TASK DETAILS: Show all lines from the data that include the word "JSON".

DATA SECTION:
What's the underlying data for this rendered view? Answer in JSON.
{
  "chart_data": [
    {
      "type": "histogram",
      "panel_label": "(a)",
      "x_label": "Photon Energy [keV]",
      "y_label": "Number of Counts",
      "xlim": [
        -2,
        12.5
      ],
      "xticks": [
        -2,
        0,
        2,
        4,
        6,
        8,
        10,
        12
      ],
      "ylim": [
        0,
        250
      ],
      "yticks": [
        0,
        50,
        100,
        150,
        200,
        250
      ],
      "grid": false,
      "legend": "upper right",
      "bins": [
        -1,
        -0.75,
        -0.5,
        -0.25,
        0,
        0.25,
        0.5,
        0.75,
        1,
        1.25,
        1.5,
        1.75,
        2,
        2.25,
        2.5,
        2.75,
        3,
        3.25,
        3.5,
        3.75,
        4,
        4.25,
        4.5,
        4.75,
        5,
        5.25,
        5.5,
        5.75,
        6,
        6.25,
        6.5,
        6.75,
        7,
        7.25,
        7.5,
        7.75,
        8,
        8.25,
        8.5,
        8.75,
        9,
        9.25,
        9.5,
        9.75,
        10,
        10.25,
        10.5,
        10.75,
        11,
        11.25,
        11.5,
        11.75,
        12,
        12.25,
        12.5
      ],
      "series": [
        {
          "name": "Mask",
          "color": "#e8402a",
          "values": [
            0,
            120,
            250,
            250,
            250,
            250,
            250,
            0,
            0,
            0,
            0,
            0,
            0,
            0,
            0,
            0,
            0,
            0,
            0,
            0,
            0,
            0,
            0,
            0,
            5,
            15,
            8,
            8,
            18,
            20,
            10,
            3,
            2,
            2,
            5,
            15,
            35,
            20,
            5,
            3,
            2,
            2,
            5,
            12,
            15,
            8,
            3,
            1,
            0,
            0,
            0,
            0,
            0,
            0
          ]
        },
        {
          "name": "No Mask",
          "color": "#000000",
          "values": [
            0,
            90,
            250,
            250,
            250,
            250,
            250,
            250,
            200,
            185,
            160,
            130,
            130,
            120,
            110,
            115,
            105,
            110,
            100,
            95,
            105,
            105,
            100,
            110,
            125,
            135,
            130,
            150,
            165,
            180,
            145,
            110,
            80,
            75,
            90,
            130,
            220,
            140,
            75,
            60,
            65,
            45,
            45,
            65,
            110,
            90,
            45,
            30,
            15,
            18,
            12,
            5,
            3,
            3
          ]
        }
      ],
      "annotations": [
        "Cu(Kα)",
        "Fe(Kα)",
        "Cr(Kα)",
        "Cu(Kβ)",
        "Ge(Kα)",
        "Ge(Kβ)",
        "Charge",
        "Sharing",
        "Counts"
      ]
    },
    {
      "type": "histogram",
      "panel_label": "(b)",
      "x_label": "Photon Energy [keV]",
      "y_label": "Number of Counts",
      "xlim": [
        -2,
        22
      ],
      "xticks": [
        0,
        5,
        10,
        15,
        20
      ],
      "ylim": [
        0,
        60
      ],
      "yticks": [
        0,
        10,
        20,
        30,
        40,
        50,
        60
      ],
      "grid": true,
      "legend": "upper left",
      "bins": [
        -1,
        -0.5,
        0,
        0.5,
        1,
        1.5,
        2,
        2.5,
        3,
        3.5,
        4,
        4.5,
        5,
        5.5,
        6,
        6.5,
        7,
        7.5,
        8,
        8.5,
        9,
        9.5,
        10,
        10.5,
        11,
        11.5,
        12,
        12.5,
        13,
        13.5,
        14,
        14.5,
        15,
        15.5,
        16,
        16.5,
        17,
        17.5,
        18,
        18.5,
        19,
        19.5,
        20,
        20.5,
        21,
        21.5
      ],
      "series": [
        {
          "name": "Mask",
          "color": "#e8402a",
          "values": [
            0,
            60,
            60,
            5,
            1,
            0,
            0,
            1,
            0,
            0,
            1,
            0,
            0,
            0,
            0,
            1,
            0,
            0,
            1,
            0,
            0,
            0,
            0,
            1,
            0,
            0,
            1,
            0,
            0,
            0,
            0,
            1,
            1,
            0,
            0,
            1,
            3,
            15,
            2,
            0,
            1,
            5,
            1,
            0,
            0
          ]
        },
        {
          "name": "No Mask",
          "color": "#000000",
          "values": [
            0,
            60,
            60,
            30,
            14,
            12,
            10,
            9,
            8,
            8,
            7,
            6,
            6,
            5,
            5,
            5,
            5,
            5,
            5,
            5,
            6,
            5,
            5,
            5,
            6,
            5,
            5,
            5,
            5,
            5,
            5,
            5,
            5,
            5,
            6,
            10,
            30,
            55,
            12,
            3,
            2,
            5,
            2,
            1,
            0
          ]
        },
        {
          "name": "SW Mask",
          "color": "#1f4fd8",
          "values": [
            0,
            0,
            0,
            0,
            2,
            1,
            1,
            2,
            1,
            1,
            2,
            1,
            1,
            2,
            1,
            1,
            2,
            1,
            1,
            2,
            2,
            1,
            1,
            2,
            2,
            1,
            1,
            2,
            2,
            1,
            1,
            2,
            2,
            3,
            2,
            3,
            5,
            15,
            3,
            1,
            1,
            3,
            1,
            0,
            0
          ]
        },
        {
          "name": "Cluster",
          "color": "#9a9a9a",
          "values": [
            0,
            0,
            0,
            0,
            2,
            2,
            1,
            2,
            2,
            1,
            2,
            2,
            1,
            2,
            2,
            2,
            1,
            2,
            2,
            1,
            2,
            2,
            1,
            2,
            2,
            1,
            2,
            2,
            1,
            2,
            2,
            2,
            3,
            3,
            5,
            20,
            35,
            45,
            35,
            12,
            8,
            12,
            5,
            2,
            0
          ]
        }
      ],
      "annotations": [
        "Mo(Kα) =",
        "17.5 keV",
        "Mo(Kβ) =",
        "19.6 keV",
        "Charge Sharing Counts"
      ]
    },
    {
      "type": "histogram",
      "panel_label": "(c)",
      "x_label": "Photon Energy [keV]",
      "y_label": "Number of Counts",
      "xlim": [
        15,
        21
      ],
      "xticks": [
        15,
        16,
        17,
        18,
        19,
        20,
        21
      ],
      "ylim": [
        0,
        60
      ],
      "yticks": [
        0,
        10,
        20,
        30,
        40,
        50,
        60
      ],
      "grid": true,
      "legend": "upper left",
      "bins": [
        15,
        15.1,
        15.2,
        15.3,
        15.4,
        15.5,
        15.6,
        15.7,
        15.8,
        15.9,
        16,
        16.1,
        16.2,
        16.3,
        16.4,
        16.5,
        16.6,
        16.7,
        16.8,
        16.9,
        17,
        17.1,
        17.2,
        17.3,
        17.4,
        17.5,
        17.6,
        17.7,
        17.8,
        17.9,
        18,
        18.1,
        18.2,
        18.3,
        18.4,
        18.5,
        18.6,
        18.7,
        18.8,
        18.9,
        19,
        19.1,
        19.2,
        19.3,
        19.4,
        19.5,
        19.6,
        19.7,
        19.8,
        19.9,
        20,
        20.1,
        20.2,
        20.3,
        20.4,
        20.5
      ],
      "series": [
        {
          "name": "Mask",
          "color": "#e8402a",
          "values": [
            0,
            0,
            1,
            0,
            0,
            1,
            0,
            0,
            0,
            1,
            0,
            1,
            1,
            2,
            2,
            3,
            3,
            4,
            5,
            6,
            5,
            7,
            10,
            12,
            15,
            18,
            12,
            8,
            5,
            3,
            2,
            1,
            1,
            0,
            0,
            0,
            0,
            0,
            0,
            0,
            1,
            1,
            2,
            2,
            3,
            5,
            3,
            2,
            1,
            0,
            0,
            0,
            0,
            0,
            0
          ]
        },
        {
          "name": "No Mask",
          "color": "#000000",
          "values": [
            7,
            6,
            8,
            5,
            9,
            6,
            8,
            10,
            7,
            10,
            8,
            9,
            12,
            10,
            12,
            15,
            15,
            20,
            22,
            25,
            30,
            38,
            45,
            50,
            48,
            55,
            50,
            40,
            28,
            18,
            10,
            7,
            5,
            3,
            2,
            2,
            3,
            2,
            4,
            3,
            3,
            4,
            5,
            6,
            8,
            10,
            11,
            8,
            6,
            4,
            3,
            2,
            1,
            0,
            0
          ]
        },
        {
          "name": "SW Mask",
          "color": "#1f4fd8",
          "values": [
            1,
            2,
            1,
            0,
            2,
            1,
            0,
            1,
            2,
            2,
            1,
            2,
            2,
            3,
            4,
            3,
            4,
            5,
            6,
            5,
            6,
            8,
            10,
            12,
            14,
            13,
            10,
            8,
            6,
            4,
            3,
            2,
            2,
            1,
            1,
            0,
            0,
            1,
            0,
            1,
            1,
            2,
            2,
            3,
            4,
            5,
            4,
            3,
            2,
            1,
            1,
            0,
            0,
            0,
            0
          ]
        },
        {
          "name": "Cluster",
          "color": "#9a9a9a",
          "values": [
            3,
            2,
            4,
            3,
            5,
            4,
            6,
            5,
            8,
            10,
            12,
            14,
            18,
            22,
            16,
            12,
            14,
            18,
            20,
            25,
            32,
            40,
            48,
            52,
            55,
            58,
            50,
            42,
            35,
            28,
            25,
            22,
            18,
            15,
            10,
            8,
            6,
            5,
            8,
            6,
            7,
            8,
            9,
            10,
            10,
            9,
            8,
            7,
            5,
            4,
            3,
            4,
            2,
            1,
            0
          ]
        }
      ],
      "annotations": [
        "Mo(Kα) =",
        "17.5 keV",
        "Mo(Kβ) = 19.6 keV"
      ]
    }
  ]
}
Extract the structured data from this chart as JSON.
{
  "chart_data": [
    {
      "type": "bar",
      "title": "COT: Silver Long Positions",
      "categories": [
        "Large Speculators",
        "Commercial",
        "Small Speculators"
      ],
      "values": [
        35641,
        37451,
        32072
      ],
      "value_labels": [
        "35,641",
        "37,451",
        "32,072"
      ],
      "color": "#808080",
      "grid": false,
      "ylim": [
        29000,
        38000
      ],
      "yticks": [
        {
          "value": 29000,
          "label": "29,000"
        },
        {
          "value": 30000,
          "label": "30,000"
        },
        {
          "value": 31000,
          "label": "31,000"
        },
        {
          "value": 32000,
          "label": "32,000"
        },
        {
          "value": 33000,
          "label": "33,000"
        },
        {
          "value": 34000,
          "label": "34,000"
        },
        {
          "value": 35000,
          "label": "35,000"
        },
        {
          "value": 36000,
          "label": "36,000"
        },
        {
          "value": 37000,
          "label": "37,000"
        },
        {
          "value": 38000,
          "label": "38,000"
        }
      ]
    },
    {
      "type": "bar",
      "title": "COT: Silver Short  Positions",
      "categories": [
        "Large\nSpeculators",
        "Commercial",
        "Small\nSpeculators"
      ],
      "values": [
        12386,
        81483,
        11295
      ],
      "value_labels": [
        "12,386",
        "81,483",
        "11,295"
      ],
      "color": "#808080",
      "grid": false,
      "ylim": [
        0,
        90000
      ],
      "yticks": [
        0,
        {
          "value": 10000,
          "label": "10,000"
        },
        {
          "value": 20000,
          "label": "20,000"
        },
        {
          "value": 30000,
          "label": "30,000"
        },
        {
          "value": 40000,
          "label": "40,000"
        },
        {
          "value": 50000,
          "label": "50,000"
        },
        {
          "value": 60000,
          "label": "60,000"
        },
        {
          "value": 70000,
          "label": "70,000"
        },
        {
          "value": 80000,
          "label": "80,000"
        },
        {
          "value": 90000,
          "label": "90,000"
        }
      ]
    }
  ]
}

FINAL RESULT:
What's the underlying data for this rendered view? Answer in JSON.
Extract the structured data from this chart as JSON.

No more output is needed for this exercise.